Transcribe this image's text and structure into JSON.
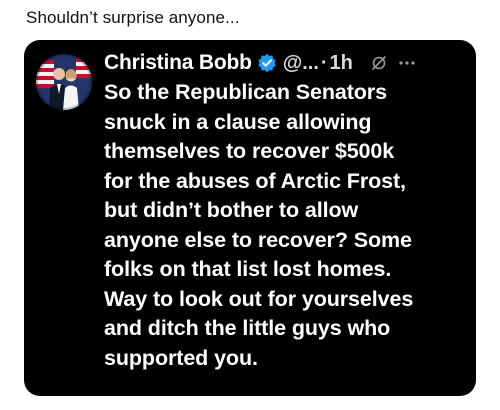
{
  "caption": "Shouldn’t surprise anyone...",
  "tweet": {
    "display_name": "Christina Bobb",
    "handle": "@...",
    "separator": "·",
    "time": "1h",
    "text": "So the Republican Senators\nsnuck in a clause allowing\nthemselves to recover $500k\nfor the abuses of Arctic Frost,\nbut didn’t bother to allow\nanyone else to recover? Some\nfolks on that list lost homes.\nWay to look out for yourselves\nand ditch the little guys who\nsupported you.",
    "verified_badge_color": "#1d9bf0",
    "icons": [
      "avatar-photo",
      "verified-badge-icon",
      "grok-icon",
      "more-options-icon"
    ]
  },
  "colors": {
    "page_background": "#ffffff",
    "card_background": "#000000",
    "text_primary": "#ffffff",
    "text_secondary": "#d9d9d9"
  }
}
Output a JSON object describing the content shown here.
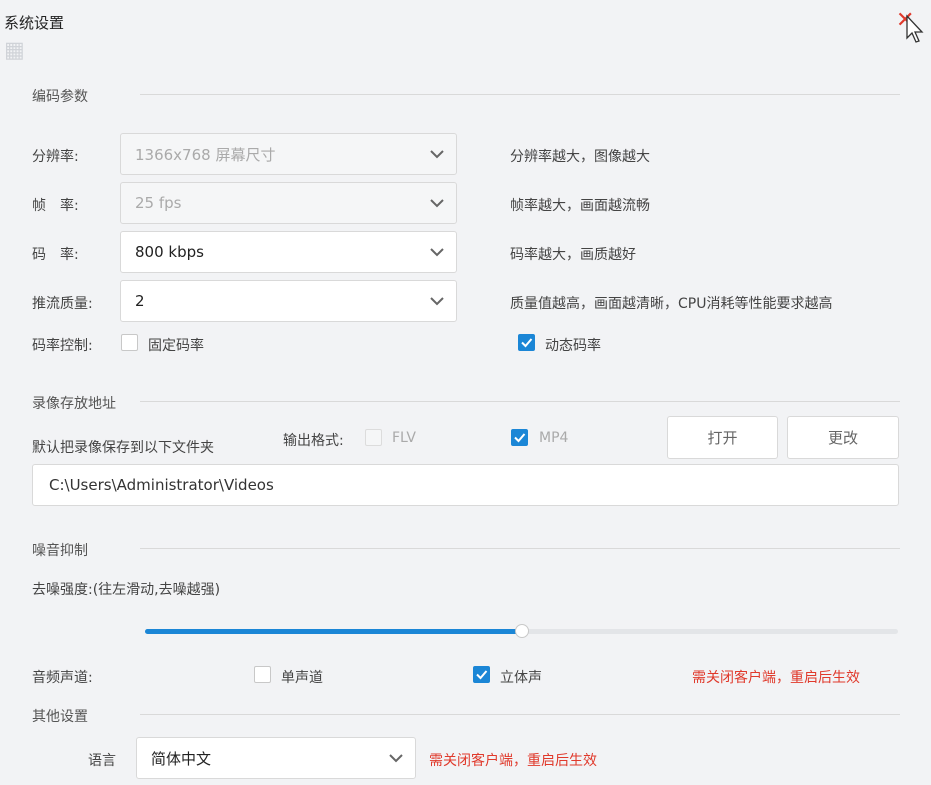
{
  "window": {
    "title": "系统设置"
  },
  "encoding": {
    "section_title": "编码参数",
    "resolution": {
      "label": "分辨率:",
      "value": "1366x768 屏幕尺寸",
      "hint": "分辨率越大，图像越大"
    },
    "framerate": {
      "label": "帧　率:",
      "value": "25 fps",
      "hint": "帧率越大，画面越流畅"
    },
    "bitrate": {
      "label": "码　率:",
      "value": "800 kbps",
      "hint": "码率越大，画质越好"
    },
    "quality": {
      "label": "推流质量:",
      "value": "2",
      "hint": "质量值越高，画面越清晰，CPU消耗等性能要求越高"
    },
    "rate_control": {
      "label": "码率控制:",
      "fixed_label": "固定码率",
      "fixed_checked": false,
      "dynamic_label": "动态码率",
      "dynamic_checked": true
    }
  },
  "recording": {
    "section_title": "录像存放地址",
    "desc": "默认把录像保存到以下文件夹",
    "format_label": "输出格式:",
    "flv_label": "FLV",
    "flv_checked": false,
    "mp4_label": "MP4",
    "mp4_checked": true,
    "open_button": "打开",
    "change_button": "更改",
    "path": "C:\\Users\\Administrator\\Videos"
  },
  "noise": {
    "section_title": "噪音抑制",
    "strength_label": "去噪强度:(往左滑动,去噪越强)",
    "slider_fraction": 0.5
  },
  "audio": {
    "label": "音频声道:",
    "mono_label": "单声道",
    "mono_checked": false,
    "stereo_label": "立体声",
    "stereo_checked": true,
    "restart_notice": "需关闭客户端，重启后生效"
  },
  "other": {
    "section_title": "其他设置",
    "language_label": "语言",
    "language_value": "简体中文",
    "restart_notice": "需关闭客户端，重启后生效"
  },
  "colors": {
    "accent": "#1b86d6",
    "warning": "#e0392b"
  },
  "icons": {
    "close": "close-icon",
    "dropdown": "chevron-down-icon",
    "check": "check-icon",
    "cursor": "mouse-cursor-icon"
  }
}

______

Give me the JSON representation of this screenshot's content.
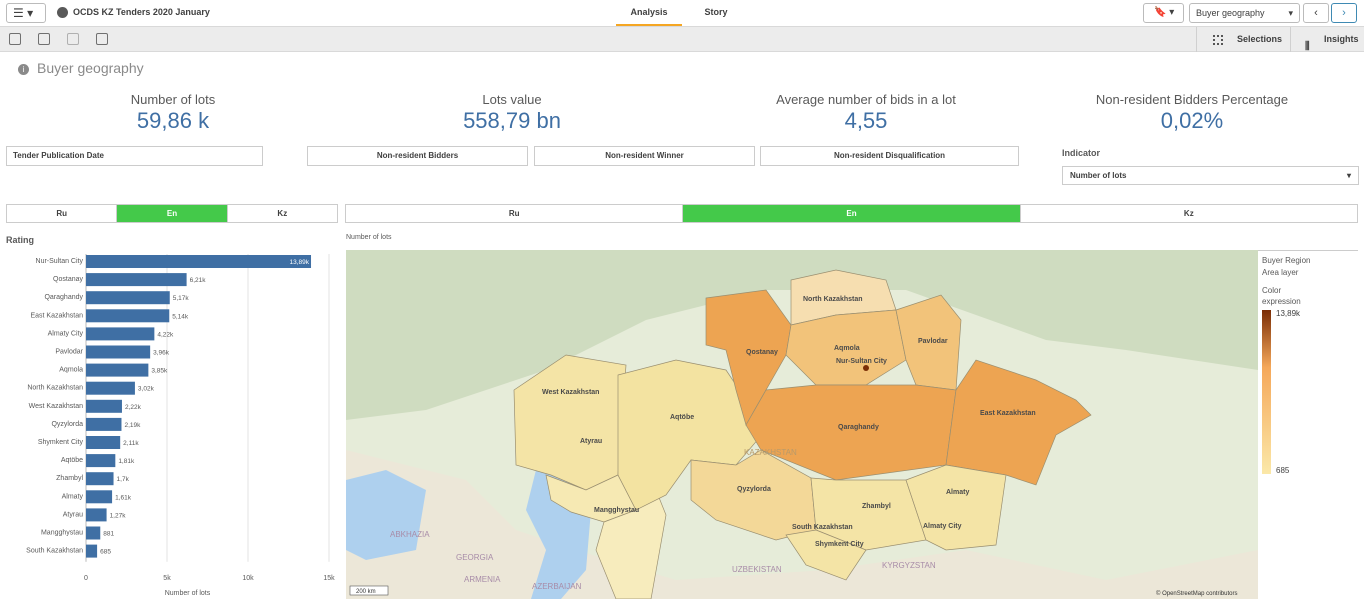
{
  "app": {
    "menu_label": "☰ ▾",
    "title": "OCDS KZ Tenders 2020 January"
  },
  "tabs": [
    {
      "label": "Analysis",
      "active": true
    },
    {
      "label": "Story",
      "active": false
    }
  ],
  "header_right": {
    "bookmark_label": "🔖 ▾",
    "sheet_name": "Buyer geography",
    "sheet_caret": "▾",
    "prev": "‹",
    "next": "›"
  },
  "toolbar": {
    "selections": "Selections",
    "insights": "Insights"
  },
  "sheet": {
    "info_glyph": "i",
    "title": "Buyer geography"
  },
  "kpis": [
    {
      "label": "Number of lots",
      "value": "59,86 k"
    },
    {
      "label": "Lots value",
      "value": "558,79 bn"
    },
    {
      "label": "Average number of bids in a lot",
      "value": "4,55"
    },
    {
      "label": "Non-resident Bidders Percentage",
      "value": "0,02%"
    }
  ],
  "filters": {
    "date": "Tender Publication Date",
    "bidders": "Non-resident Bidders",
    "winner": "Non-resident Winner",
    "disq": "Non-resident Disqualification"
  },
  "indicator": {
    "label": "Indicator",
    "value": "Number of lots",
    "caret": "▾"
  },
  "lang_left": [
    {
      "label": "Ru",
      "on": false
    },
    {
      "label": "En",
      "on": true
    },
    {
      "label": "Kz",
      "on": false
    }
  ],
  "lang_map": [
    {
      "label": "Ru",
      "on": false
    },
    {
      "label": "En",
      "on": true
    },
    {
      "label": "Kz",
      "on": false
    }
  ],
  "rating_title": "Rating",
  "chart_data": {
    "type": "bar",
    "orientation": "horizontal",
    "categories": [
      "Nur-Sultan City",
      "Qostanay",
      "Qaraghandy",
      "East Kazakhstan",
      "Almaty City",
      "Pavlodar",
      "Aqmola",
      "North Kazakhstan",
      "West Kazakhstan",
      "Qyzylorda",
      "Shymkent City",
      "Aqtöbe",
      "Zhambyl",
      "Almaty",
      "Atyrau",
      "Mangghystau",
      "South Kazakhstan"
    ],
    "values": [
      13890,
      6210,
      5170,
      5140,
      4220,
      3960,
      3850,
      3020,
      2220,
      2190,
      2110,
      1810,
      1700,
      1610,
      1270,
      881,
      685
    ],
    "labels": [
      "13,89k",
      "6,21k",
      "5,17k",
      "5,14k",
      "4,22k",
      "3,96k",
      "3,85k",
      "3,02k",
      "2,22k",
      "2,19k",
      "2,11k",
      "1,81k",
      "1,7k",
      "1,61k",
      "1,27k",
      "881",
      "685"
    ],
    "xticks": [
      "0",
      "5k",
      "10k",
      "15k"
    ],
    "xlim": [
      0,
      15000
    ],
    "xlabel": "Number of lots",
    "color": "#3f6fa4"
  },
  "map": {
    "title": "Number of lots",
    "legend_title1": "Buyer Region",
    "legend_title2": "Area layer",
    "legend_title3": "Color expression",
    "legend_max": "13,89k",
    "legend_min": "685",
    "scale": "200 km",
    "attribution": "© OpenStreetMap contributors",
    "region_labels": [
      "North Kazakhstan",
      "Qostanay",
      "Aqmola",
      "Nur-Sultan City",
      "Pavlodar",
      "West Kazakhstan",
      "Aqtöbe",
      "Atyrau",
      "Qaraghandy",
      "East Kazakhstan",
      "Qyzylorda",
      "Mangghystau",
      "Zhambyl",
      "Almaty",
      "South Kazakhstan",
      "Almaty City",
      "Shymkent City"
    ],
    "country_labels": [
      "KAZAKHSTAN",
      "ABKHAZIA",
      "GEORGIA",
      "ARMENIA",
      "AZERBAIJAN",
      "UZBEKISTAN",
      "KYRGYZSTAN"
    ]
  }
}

______

▶ **YOUR TASK**: Check each line above for the string "this" and show the ones that have it.

▶ **REPLY TO THE EXERCISE**:
Transcribe this image's text and structure into JSON.
Give me the JSON representation of this screenshot's content.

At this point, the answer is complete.